(Short exercise): Determine how many lines of the entries contain "Ctrl". Reply with that number alone.

^^^^^^^^^^^^^^^^

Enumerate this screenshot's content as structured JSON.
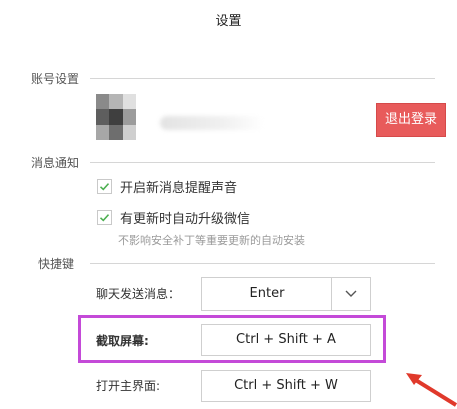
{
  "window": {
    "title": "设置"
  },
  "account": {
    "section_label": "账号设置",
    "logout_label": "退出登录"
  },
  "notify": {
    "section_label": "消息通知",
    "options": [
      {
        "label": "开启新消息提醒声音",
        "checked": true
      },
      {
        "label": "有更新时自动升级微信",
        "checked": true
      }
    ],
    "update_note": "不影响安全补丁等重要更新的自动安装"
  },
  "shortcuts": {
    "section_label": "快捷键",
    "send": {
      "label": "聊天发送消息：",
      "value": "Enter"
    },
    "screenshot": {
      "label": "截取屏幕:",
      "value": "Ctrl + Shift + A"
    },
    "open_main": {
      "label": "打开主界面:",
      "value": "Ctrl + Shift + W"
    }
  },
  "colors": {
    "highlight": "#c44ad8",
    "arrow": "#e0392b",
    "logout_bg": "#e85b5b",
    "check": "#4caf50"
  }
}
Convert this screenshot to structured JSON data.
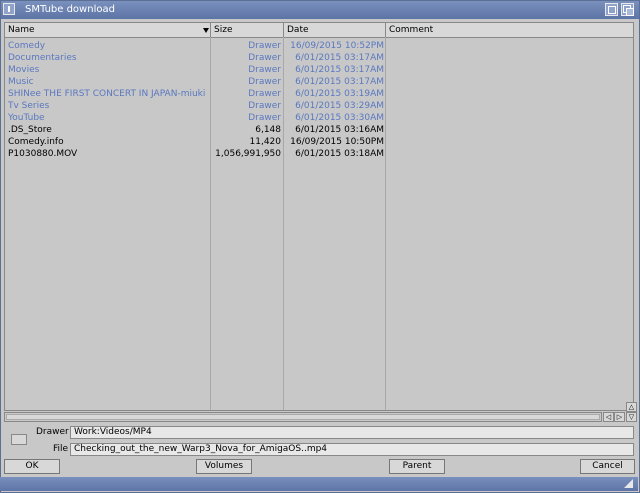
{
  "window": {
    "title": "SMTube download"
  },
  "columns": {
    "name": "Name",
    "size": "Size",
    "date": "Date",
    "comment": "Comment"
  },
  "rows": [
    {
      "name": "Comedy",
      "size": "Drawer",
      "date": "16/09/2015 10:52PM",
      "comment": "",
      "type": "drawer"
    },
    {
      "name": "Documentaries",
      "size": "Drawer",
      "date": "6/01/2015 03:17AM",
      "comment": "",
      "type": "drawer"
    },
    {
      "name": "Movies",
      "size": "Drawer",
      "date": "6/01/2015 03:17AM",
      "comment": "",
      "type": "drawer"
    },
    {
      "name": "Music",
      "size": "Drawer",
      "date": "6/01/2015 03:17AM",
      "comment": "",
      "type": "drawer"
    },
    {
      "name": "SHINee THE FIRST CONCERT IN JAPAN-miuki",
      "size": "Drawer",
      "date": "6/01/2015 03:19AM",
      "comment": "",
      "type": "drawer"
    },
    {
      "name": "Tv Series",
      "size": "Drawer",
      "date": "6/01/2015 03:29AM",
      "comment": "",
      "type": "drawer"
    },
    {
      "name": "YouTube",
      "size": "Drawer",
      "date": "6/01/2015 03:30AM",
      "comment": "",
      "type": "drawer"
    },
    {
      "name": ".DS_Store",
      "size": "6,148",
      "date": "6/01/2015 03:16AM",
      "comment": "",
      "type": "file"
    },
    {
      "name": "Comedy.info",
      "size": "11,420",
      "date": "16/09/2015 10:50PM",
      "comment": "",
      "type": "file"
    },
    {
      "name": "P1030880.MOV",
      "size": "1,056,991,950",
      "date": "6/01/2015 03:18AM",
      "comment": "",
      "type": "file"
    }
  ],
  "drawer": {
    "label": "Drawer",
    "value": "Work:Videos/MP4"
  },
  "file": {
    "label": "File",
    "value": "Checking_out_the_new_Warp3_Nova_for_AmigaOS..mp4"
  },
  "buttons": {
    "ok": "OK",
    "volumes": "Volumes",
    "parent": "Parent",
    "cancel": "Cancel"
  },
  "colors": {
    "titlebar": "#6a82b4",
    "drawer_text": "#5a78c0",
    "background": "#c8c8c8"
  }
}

^^^^^^^^^^^^^^^^

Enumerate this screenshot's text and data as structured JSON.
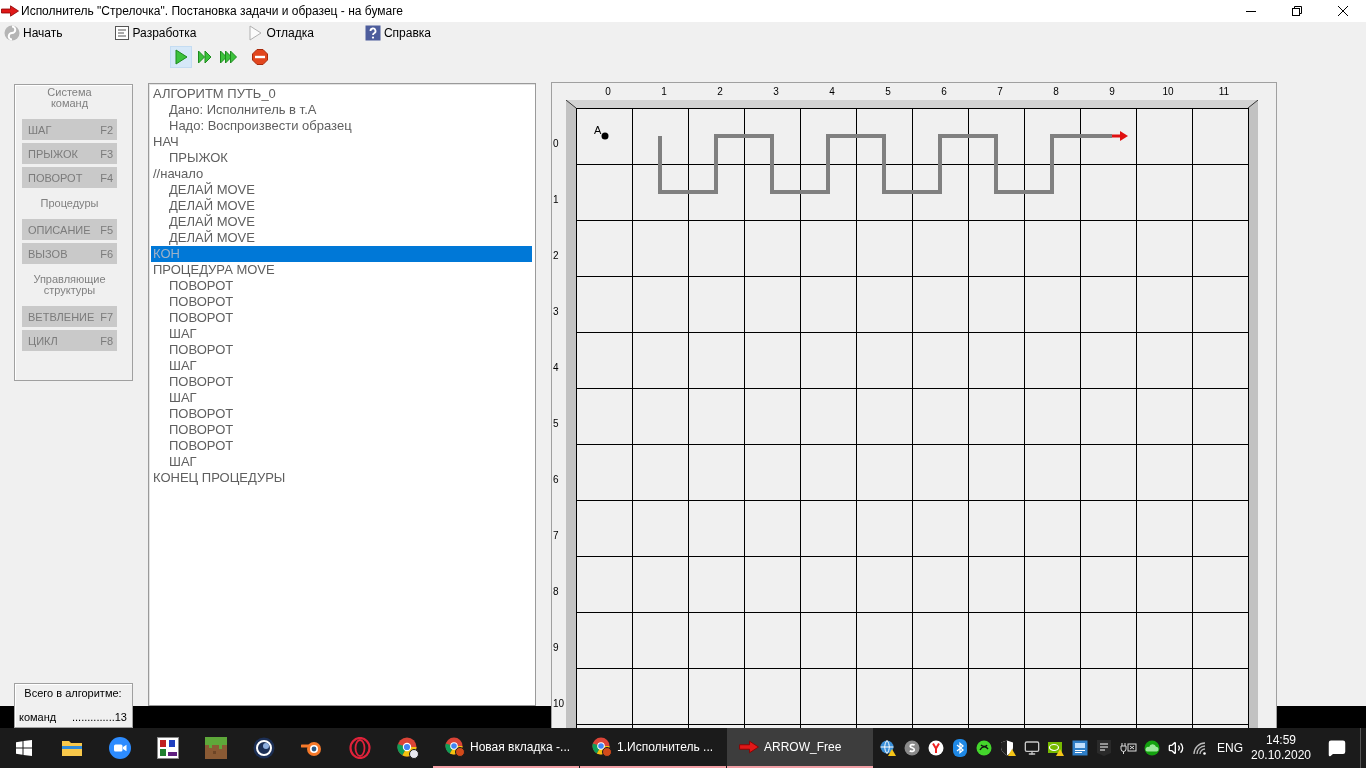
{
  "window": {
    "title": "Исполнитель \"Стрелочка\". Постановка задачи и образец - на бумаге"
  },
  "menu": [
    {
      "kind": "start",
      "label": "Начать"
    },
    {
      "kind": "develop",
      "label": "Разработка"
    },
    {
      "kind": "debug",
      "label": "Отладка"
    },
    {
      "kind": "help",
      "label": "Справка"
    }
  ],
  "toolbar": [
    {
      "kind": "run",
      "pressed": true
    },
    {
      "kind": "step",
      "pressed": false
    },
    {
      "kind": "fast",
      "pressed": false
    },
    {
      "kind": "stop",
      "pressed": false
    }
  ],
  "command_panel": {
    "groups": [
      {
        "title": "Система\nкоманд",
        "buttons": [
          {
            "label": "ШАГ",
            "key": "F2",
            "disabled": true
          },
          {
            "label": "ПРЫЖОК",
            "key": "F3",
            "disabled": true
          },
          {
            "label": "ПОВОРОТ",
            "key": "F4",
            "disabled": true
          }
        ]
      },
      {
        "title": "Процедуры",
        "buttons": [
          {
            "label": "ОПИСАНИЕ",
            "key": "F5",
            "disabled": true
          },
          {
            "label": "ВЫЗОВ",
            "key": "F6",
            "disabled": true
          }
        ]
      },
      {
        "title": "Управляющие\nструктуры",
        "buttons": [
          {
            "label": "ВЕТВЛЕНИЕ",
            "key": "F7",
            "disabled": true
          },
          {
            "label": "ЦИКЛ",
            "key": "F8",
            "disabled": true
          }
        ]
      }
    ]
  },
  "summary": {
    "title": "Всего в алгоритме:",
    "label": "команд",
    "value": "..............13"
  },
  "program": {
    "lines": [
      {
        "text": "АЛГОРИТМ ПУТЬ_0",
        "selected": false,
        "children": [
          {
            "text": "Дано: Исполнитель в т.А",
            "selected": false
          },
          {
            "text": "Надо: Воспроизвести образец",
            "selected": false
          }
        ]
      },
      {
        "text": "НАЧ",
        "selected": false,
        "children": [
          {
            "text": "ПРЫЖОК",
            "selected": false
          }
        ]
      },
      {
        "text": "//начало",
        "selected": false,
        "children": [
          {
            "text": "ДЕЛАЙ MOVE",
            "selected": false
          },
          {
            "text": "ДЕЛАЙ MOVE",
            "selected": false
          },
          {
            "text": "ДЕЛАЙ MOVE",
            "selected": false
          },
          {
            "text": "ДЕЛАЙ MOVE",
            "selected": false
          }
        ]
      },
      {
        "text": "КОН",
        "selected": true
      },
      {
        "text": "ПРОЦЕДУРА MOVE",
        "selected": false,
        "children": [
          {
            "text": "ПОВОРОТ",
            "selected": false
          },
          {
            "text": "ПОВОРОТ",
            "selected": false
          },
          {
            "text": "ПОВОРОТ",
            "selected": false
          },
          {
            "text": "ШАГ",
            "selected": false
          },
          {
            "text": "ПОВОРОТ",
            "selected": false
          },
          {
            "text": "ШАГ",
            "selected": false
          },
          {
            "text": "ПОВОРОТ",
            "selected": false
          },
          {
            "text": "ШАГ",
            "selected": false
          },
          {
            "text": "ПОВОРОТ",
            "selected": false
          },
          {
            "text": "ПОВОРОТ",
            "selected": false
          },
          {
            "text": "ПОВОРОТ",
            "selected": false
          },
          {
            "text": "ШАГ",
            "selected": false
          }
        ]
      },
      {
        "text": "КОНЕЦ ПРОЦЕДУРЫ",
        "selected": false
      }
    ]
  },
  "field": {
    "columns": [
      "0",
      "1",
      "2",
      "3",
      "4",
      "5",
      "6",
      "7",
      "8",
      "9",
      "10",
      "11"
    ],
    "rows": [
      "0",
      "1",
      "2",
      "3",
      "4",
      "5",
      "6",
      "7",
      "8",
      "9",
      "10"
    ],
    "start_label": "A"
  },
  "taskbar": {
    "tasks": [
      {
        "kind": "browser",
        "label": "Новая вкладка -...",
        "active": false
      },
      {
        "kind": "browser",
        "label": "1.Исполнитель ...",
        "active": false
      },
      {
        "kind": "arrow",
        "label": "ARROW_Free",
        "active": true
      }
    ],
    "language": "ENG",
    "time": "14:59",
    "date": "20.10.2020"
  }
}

^^^^^^^^^^^^^^^^

(Exercise answer): 2